◆ GIVEN INSTRUCTION: Determine how many lines contain the string "Historical" and reply with that number alone.

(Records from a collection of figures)
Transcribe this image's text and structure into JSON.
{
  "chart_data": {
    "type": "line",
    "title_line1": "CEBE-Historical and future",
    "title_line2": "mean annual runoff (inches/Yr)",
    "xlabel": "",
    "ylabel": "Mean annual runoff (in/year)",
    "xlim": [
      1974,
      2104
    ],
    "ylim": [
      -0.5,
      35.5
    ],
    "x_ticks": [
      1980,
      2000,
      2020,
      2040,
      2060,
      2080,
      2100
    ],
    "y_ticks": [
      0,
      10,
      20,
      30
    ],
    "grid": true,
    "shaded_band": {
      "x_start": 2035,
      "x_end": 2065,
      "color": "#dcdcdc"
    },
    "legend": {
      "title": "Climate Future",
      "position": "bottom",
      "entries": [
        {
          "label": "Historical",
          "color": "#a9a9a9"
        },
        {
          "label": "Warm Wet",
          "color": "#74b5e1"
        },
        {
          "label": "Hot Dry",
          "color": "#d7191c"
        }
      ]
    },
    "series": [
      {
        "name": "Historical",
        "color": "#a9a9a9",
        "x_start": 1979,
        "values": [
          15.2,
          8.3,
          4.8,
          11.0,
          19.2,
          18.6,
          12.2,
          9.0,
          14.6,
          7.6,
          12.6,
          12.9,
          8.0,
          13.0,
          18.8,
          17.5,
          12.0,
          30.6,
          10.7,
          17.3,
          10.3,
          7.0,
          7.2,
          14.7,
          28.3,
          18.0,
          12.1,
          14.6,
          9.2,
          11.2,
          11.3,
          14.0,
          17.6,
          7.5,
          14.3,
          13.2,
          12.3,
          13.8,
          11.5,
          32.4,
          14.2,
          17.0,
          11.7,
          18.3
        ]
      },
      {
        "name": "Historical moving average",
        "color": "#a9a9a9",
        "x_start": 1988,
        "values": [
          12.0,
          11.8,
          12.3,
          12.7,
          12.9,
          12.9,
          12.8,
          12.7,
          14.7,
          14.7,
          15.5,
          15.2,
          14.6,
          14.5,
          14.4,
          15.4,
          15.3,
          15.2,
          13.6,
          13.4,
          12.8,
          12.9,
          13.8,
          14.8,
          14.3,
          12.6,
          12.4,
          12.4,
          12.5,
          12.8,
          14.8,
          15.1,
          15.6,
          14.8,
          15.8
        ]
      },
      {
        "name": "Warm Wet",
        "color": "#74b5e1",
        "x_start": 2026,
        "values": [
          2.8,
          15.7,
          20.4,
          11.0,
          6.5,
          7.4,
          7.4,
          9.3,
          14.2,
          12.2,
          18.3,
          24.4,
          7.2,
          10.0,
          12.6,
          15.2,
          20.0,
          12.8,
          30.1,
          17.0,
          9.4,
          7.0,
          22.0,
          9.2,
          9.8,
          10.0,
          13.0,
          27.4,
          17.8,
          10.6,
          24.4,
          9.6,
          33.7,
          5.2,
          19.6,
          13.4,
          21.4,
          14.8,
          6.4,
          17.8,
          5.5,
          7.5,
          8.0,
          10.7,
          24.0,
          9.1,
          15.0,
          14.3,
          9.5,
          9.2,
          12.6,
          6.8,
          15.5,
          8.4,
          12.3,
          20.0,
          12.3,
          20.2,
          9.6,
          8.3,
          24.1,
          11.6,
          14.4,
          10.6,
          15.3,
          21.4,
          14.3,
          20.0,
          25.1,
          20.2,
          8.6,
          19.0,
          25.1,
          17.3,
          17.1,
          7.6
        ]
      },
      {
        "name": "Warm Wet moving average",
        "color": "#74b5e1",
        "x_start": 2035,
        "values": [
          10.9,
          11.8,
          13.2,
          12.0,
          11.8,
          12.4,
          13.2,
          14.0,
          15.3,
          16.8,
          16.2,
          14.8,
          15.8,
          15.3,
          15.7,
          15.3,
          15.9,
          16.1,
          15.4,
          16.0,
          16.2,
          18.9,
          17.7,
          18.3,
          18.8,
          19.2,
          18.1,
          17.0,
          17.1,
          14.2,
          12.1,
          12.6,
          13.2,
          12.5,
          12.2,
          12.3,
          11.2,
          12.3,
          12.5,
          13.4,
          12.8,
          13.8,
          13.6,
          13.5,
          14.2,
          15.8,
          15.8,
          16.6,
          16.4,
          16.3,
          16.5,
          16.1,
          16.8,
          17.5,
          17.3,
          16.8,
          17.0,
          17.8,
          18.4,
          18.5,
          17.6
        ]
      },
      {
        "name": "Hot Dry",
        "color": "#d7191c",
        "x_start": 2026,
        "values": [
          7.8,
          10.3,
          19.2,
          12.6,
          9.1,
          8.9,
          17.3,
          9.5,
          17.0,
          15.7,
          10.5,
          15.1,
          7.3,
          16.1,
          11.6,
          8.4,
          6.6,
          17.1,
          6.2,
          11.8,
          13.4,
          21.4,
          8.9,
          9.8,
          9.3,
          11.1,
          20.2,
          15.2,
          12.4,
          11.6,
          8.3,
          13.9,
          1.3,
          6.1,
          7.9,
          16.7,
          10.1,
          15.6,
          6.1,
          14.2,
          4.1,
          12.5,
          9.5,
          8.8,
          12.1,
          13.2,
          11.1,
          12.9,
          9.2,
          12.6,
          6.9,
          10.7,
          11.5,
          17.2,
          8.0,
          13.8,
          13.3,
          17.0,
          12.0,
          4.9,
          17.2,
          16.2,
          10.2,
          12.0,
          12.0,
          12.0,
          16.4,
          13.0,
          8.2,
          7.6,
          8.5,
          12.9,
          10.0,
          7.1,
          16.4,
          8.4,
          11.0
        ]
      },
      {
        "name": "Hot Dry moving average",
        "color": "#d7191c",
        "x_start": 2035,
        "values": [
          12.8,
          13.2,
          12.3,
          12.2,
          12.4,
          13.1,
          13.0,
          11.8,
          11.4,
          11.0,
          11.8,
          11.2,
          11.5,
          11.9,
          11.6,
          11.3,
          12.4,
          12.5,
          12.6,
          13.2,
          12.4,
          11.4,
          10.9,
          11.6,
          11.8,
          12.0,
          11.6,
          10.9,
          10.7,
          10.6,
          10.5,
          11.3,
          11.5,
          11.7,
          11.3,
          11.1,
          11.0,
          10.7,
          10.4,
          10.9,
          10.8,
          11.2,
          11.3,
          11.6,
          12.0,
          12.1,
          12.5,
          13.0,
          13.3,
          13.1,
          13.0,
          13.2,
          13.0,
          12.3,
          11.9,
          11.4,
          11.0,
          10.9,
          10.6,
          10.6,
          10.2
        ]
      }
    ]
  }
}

◆ RESPONSE TO THE TASK: 4